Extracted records
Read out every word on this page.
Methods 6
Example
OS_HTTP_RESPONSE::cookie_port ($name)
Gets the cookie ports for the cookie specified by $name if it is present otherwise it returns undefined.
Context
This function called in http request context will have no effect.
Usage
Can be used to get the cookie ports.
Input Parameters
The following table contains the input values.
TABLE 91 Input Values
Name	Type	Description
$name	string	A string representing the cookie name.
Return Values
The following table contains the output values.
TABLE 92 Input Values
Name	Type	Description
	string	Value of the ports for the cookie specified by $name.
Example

Exercise description: Retype the records above exactly.

Response:
Read out every word on this page.
Methods 6
Example
OS_HTTP_RESPONSE::cookie_port ($name)
Gets the cookie ports for the cookie specified by $name if it is present otherwise it returns undefined.
Context
This function called in http request context will have no effect.
Usage
Can be used to get the cookie ports.
Input Parameters
The following table contains the input values.
TABLE 91 Input Values
Name	Type	Description
$name	string	A string representing the cookie name.
Return Values
The following table contains the output values.
TABLE 92 Input Values
Name	Type	Description
	string	Value of the ports for the cookie specified by $name.
Example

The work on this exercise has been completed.